■ **Source data**
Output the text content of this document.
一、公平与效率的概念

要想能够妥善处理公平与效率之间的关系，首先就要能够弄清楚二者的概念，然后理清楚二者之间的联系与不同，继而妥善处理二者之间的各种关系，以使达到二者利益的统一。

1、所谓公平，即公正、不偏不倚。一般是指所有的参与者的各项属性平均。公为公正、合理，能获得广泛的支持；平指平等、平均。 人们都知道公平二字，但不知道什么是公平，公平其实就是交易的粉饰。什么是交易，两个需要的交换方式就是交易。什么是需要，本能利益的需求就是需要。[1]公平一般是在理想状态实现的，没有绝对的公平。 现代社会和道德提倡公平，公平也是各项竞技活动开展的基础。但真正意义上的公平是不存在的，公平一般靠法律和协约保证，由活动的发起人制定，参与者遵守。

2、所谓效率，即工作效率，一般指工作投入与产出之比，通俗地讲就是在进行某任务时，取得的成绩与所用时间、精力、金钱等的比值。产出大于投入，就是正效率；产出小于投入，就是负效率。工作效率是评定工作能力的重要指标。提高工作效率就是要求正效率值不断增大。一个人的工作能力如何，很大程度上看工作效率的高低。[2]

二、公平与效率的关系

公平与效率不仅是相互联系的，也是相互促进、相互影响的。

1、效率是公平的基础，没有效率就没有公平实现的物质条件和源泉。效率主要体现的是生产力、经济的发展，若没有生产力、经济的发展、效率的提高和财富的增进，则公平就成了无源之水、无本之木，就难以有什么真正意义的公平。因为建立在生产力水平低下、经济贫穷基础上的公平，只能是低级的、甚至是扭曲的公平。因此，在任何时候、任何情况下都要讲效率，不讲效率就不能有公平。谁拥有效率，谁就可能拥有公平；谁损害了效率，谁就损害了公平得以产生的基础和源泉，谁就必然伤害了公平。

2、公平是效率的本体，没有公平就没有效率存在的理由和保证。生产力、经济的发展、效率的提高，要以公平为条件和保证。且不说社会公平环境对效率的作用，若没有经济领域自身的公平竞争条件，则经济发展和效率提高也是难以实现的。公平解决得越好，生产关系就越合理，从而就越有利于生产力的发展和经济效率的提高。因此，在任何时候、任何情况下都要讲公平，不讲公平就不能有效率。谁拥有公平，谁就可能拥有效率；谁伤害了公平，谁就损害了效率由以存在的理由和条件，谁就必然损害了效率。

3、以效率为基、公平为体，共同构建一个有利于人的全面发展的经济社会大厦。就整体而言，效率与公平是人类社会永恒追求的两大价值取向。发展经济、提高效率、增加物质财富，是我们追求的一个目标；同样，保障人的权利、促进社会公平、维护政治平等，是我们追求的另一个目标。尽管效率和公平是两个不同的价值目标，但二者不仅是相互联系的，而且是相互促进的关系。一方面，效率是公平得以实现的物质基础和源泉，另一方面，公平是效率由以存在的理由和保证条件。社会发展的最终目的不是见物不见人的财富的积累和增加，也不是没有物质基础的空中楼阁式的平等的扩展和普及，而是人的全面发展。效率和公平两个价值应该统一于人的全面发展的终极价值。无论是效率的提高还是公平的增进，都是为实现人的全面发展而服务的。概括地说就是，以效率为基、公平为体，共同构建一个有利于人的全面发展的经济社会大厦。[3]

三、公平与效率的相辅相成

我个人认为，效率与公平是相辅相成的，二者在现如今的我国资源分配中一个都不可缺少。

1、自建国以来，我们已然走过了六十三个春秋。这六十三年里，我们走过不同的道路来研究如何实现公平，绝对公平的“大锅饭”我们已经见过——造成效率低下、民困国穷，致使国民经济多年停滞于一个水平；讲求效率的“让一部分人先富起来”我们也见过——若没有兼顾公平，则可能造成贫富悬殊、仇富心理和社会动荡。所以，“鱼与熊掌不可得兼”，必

■ **The exercise**
All of the material must be reproduced exactly.

■ **Task output**
Output the text content of this document.
一、公平与效率的概念

要想能够妥善处理公平与效率之间的关系，首先就要能够弄清楚二者的概念，然后理清楚二者之间的联系与不同，继而妥善处理二者之间的各种关系，以使达到二者利益的统一。

1、所谓公平，即公正、不偏不倚。一般是指所有的参与者的各项属性平均。公为公正、合理，能获得广泛的支持；平指平等、平均。 人们都知道公平二字，但不知道什么是公平，公平其实就是交易的粉饰。什么是交易，两个需要的交换方式就是交易。什么是需要，本能利益的需求就是需要。[1]公平一般是在理想状态实现的，没有绝对的公平。 现代社会和道德提倡公平，公平也是各项竞技活动开展的基础。但真正意义上的公平是不存在的，公平一般靠法律和协约保证，由活动的发起人制定，参与者遵守。

2、所谓效率，即工作效率，一般指工作投入与产出之比，通俗地讲就是在进行某任务时，取得的成绩与所用时间、精力、金钱等的比值。产出大于投入，就是正效率；产出小于投入，就是负效率。工作效率是评定工作能力的重要指标。提高工作效率就是要求正效率值不断增大。一个人的工作能力如何，很大程度上看工作效率的高低。[2]

二、公平与效率的关系

公平与效率不仅是相互联系的，也是相互促进、相互影响的。

1、效率是公平的基础，没有效率就没有公平实现的物质条件和源泉。效率主要体现的是生产力、经济的发展，若没有生产力、经济的发展、效率的提高和财富的增进，则公平就成了无源之水、无本之木，就难以有什么真正意义的公平。因为建立在生产力水平低下、经济贫穷基础上的公平，只能是低级的、甚至是扭曲的公平。因此，在任何时候、任何情况下都要讲效率，不讲效率就不能有公平。谁拥有效率，谁就可能拥有公平；谁损害了效率，谁就损害了公平得以产生的基础和源泉，谁就必然伤害了公平。

2、公平是效率的本体，没有公平就没有效率存在的理由和保证。生产力、经济的发展、效率的提高，要以公平为条件和保证。且不说社会公平环境对效率的作用，若没有经济领域自身的公平竞争条件，则经济发展和效率提高也是难以实现的。公平解决得越好，生产关系就越合理，从而就越有利于生产力的发展和经济效率的提高。因此，在任何时候、任何情况下都要讲公平，不讲公平就不能有效率。谁拥有公平，谁就可能拥有效率；谁伤害了公平，谁就损害了效率由以存在的理由和条件，谁就必然损害了效率。

3、以效率为基、公平为体，共同构建一个有利于人的全面发展的经济社会大厦。就整体而言，效率与公平是人类社会永恒追求的两大价值取向。发展经济、提高效率、增加物质财富，是我们追求的一个目标；同样，保障人的权利、促进社会公平、维护政治平等，是我们追求的另一个目标。尽管效率和公平是两个不同的价值目标，但二者不仅是相互联系的，而且是相互促进的关系。一方面，效率是公平得以实现的物质基础和源泉，另一方面，公平是效率由以存在的理由和保证条件。社会发展的最终目的不是见物不见人的财富的积累和增加，也不是没有物质基础的空中楼阁式的平等的扩展和普及，而是人的全面发展。效率和公平两个价值应该统一于人的全面发展的终极价值。无论是效率的提高还是公平的增进，都是为实现人的全面发展而服务的。概括地说就是，以效率为基、公平为体，共同构建一个有利于人的全面发展的经济社会大厦。[3]

三、公平与效率的相辅相成

我个人认为，效率与公平是相辅相成的，二者在现如今的我国资源分配中一个都不可缺少。

1、自建国以来，我们已然走过了六十三个春秋。这六十三年里，我们走过不同的道路来研究如何实现公平，绝对公平的“大锅饭”我们已经见过——造成效率低下、民困国穷，致使国民经济多年停滞于一个水平；讲求效率的“让一部分人先富起来”我们也见过——若没有兼顾公平，则可能造成贫富悬殊、仇富心理和社会动荡。所以，“鱼与熊掌不可得兼”，必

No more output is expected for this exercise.